◆ **GIVEN TASK**:
Repeat every line exactly, keeping the pictures out of the copy.
··· INPUT MATERIAL ···
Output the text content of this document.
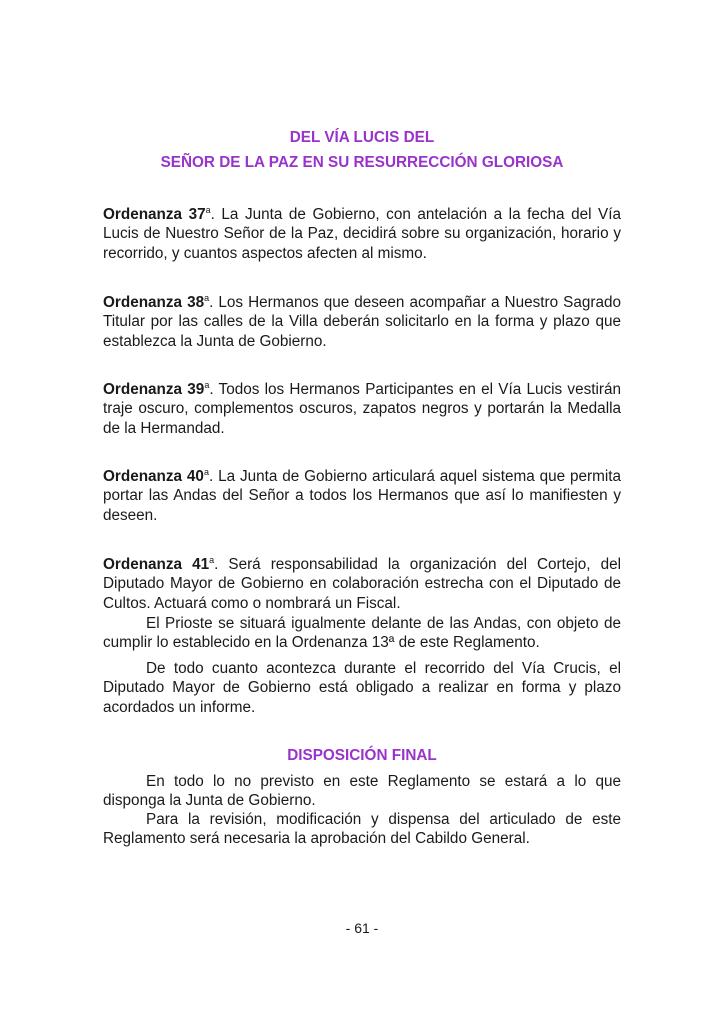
DEL VÍA LUCIS DEL

SEÑOR DE LA PAZ EN SU RESURRECCIÓN GLORIOSA

Ordenanza 37$^a$. La Junta de Gobierno, con antelación a la fecha del Vía Lucis de Nuestro Señor de la Paz, decidirá sobre su organización, horario y recorrido, y cuantos aspectos afecten al mismo.

Ordenanza 38$^a$. Los Hermanos que deseen acompañar a Nuestro Sagrado Titular por las calles de la Villa deberán solicitarlo en la forma y plazo que establezca la Junta de Gobierno.

Ordenanza 39$^a$. Todos los Hermanos Participantes en el Vía Lucis vestirán traje oscuro, complementos oscuros, zapatos negros y portarán la Medalla de la Hermandad.

Ordenanza 40$^a$. La Junta de Gobierno articulará aquel sistema que permita portar las Andas del Señor a todos los Hermanos que así lo manifiesten y deseen.

Ordenanza 41$^a$. Será responsabilidad la organización del Cortejo, del Diputado Mayor de Gobierno en colaboración estrecha con el Diputado de Cultos. Actuará como o nombrará un Fiscal.

El Prioste se situará igualmente delante de las Andas, con objeto de cumplir lo establecido en la Ordenanza 13ª de este Reglamento.

De todo cuanto acontezca durante el recorrido del Vía Crucis, el Diputado Mayor de Gobierno está obligado a realizar en forma y plazo acordados un informe.

DISPOSICIÓN FINAL

En todo lo no previsto en este Reglamento se estará a lo que disponga la Junta de Gobierno.

Para la revisión, modificación y dispensa del articulado de este Reglamento será necesaria la aprobación del Cabildo General.

- 61 -
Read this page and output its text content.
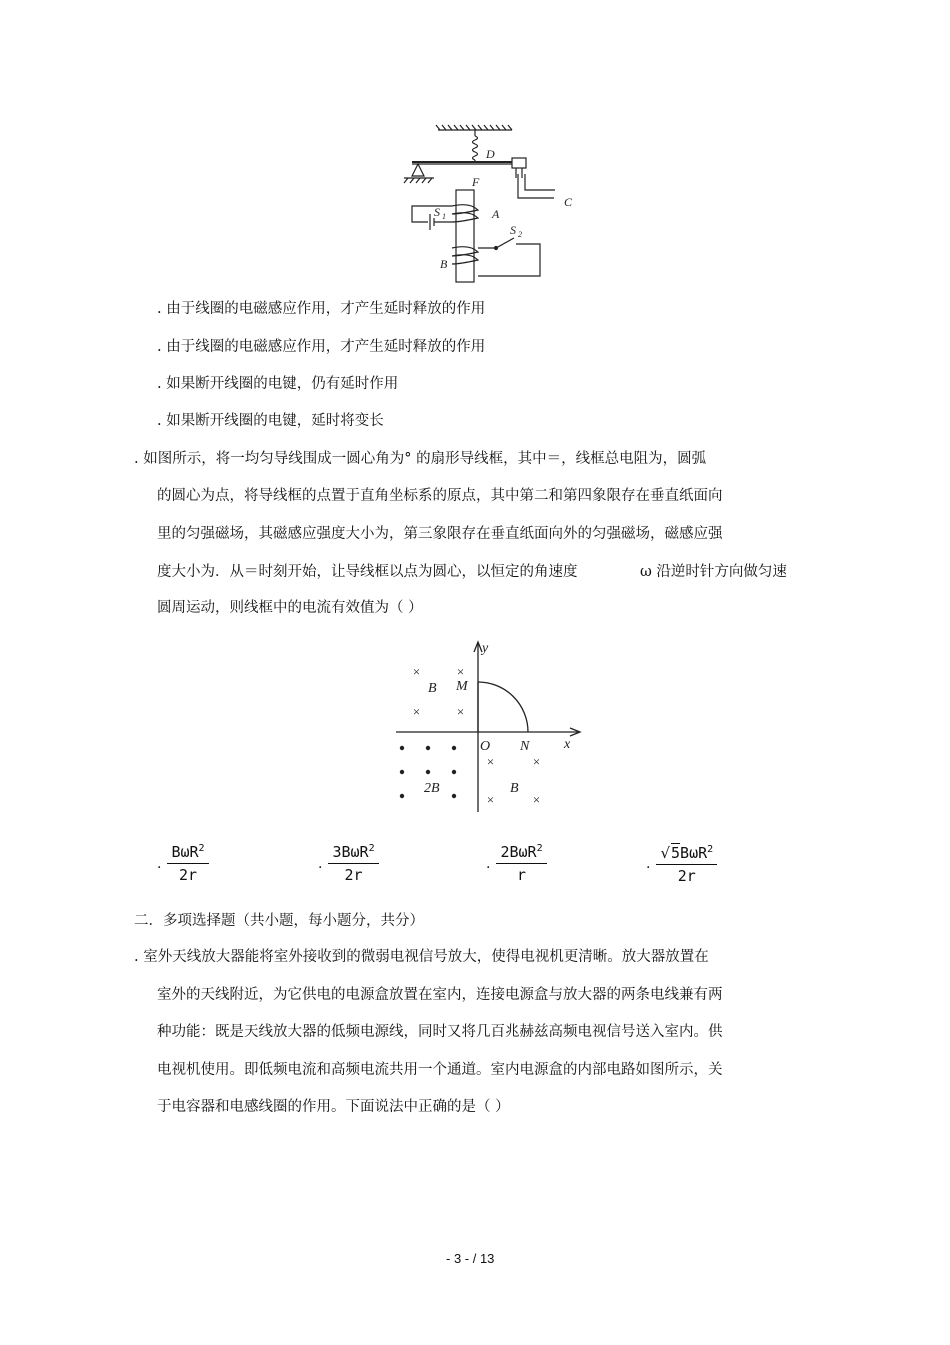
D
C
F
A
B
S 1
S 2
. 由于线圈的电磁感应作用，才产生延时释放的作用
. 由于线圈的电磁感应作用，才产生延时释放的作用
. 如果断开线圈的电键，仍有延时作用
. 如果断开线圈的电键，延时将变长
. 如图所示，将一均匀导线围成一圆心角为° 的扇形导线框，其中＝，线框总电阻为，圆弧
的圆心为点，将导线框的点置于直角坐标系的原点，其中第二和第四象限存在垂直纸面向
里的匀强磁场，其磁感应强度大小为，第三象限存在垂直纸面向外的匀强磁场，磁感应强
度大小为．从＝时刻开始，让导线框以点为圆心，以恒定的角速度	ω 沿逆时针方向做匀速
圆周运动，则线框中的电流有效值为（ ）
y
x
O
M
N
B
B
2B
×	×
×	×
×	×
×	×
. $\frac{B\omega R^2}{2r}$	. $\frac{3B\omega R^2}{2r}$	. $\frac{2B\omega R^2}{r}$	. $\frac{√5B\omega R^2}{2r}$
二．多项选择题（共小题，每小题分，共分）
. 室外天线放大器能将室外接收到的微弱电视信号放大，使得电视机更清晰。放大器放置在
室外的天线附近，为它供电的电源盒放置在室内，连接电源盒与放大器的两条电线兼有两
种功能：既是天线放大器的低频电源线，同时又将几百兆赫兹高频电视信号送入室内。供
电视机使用。即低频电流和高频电流共用一个通道。室内电源盒的内部电路如图所示，关
于电容器和电感线圈的作用。下面说法中正确的是（ ）
- 3 - / 13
···
◆ **THE SOLUTION**:
Output the text content of this document.
DEL VÍA LUCIS DEL

SEÑOR DE LA PAZ EN SU RESURRECCIÓN GLORIOSA

Ordenanza 37$^a$. La Junta de Gobierno, con antelación a la fecha del Vía Lucis de Nuestro Señor de la Paz, decidirá sobre su organización, horario y recorrido, y cuantos aspectos afecten al mismo.

Ordenanza 38$^a$. Los Hermanos que deseen acompañar a Nuestro Sagrado Titular por las calles de la Villa deberán solicitarlo en la forma y plazo que establezca la Junta de Gobierno.

Ordenanza 39$^a$. Todos los Hermanos Participantes en el Vía Lucis vestirán traje oscuro, complementos oscuros, zapatos negros y portarán la Medalla de la Hermandad.

Ordenanza 40$^a$. La Junta de Gobierno articulará aquel sistema que permita portar las Andas del Señor a todos los Hermanos que así lo manifiesten y deseen.

Ordenanza 41$^a$. Será responsabilidad la organización del Cortejo, del Diputado Mayor de Gobierno en colaboración estrecha con el Diputado de Cultos. Actuará como o nombrará un Fiscal.

El Prioste se situará igualmente delante de las Andas, con objeto de cumplir lo establecido en la Ordenanza 13ª de este Reglamento.

De todo cuanto acontezca durante el recorrido del Vía Crucis, el Diputado Mayor de Gobierno está obligado a realizar en forma y plazo acordados un informe.

DISPOSICIÓN FINAL

En todo lo no previsto en este Reglamento se estará a lo que disponga la Junta de Gobierno.

Para la revisión, modificación y dispensa del articulado de este Reglamento será necesaria la aprobación del Cabildo General.

- 61 -
Read this page and output its text content.
D
C
F
A
B
S 1
S 2
. 由于线圈的电磁感应作用，才产生延时释放的作用
. 由于线圈的电磁感应作用，才产生延时释放的作用
. 如果断开线圈的电键，仍有延时作用
. 如果断开线圈的电键，延时将变长
. 如图所示，将一均匀导线围成一圆心角为° 的扇形导线框，其中＝，线框总电阻为，圆弧
的圆心为点，将导线框的点置于直角坐标系的原点，其中第二和第四象限存在垂直纸面向
里的匀强磁场，其磁感应强度大小为，第三象限存在垂直纸面向外的匀强磁场，磁感应强
度大小为．从＝时刻开始，让导线框以点为圆心，以恒定的角速度	ω 沿逆时针方向做匀速
圆周运动，则线框中的电流有效值为（ ）
y
x
O
M
N
B
B
2B
×	×
×	×
×	×
×	×
. $\frac{B\omega R^2}{2r}$	. $\frac{3B\omega R^2}{2r}$	. $\frac{2B\omega R^2}{r}$	. $\frac{√5B\omega R^2}{2r}$
二．多项选择题（共小题，每小题分，共分）
. 室外天线放大器能将室外接收到的微弱电视信号放大，使得电视机更清晰。放大器放置在
室外的天线附近，为它供电的电源盒放置在室内，连接电源盒与放大器的两条电线兼有两
种功能：既是天线放大器的低频电源线，同时又将几百兆赫兹高频电视信号送入室内。供
电视机使用。即低频电流和高频电流共用一个通道。室内电源盒的内部电路如图所示，关
于电容器和电感线圈的作用。下面说法中正确的是（ ）
- 3 - / 13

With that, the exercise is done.